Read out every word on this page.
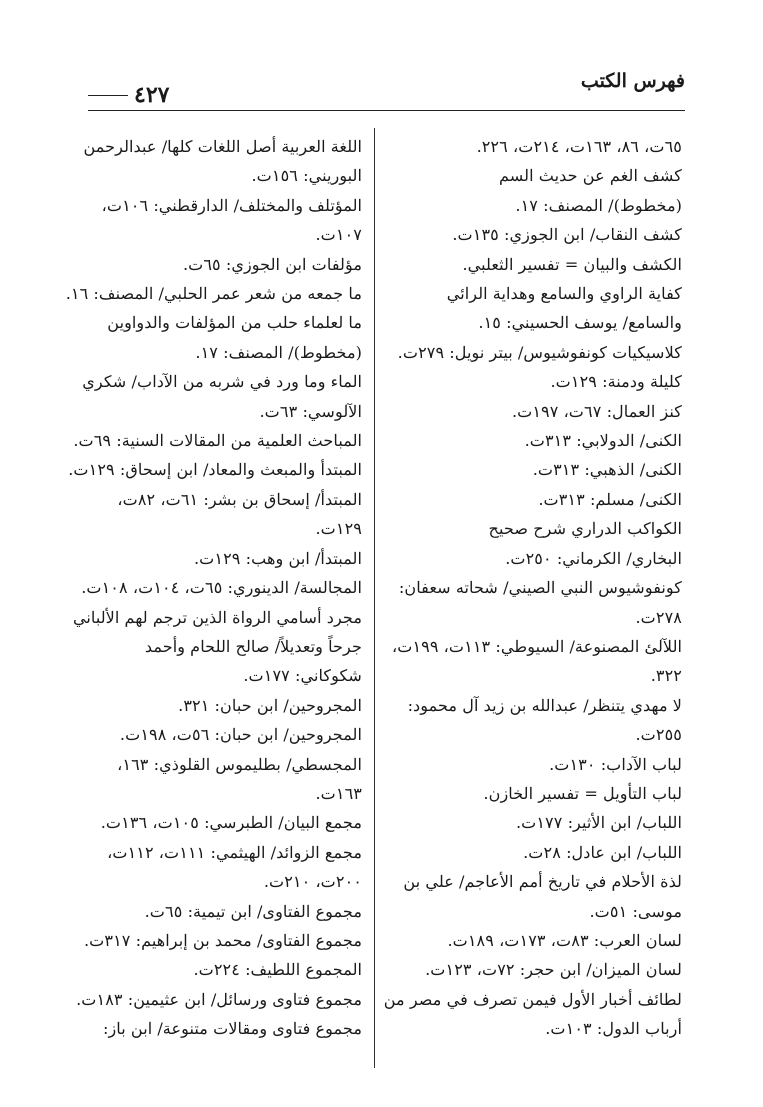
فهرس الكتب
٤٢٧
٦٥ت، ٨٦، ١٦٣ت، ٢١٤ت، ٢٢٦.
كشف الغم عن حديث السم
(مخطوط)/ المصنف: ١٧.
كشف النقاب/ ابن الجوزي: ١٣٥ت.
الكشف والبيان = تفسير الثعلبي.
كفاية الراوي والسامع وهداية الرائي
والسامع/ يوسف الحسيني: ١٥.
كلاسيكيات كونفوشيوس/ بيتر نويل: ٢٧٩ت.
كليلة ودمنة: ١٢٩ت.
كنز العمال: ٦٧ت، ١٩٧ت.
الكنى/ الدولابي: ٣١٣ت.
الكنى/ الذهبي: ٣١٣ت.
الكنى/ مسلم: ٣١٣ت.
الكواكب الدراري شرح صحيح
البخاري/ الكرماني: ٢٥٠ت.
كونفوشيوس النبي الصيني/ شحاته سعفان:
٢٧٨ت.
اللآلئ المصنوعة/ السيوطي: ١١٣ت، ١٩٩ت،
٣٢٢.
لا مهدي يتنظر/ عبدالله بن زيد آل محمود:
٢٥٥ت.
لباب الآداب: ١٣٠ت.
لباب التأويل = تفسير الخازن.
اللباب/ ابن الأثير: ١٧٧ت.
اللباب/ ابن عادل: ٢٨ت.
لذة الأحلام في تاريخ أمم الأعاجم/ علي بن
موسى: ٥١ت.
لسان العرب: ٨٣ت، ١٧٣ت، ١٨٩ت.
لسان الميزان/ ابن حجر: ٧٢ت، ١٢٣ت.
لطائف أخبار الأول فيمن تصرف في مصر من
أرباب الدول: ١٠٣ت.
اللغة العربية أصل اللغات كلها/ عبدالرحمن
البوريني: ١٥٦ت.
المؤتلف والمختلف/ الدارقطني: ١٠٦ت،
١٠٧ت.
مؤلفات ابن الجوزي: ٦٥ت.
ما جمعه من شعر عمر الحلبي/ المصنف: ١٦.
ما لعلماء حلب من المؤلفات والدواوين
(مخطوط)/ المصنف: ١٧.
الماء وما ورد في شربه من الآداب/ شكري
الآلوسي: ٦٣ت.
المباحث العلمية من المقالات السنية: ٦٩ت.
المبتدأ والمبعث والمعاد/ ابن إسحاق: ١٢٩ت.
المبتدأ/ إسحاق بن بشر: ٦١ت، ٨٢ت،
١٢٩ت.
المبتدأ/ ابن وهب: ١٢٩ت.
المجالسة/ الدينوري: ٦٥ت، ١٠٤ت، ١٠٨ت.
مجرد أسامي الرواة الذين ترجم لهم الألباني
جرحاً وتعديلاً/ صالح اللحام وأحمد
شكوكاني: ١٧٧ت.
المجروحين/ ابن حبان: ٣٢١.
المجروحين/ ابن حبان: ٥٦ت، ١٩٨ت.
المجسطي/ بطليموس القلوذي: ١٦٣،
١٦٣ت.
مجمع البيان/ الطبرسي: ١٠٥ت، ١٣٦ت.
مجمع الزوائد/ الهيثمي: ١١١ت، ١١٢ت،
٢٠٠ت، ٢١٠ت.
مجموع الفتاوى/ ابن تيمية: ٦٥ت.
مجموع الفتاوى/ محمد بن إبراهيم: ٣١٧ت.
المجموع اللطيف: ٢٢٤ت.
مجموع فتاوى ورسائل/ ابن عثيمين: ١٨٣ت.
مجموع فتاوى ومقالات متنوعة/ ابن باز:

+===+

** Work required **
Select the lines in this material that hold the word "مجمع", leaving none out.

** Exercise answer **
مجمع البيان/ الطبرسي: ١٠٥ت، ١٣٦ت.
مجمع الزوائد/ الهيثمي: ١١١ت، ١١٢ت،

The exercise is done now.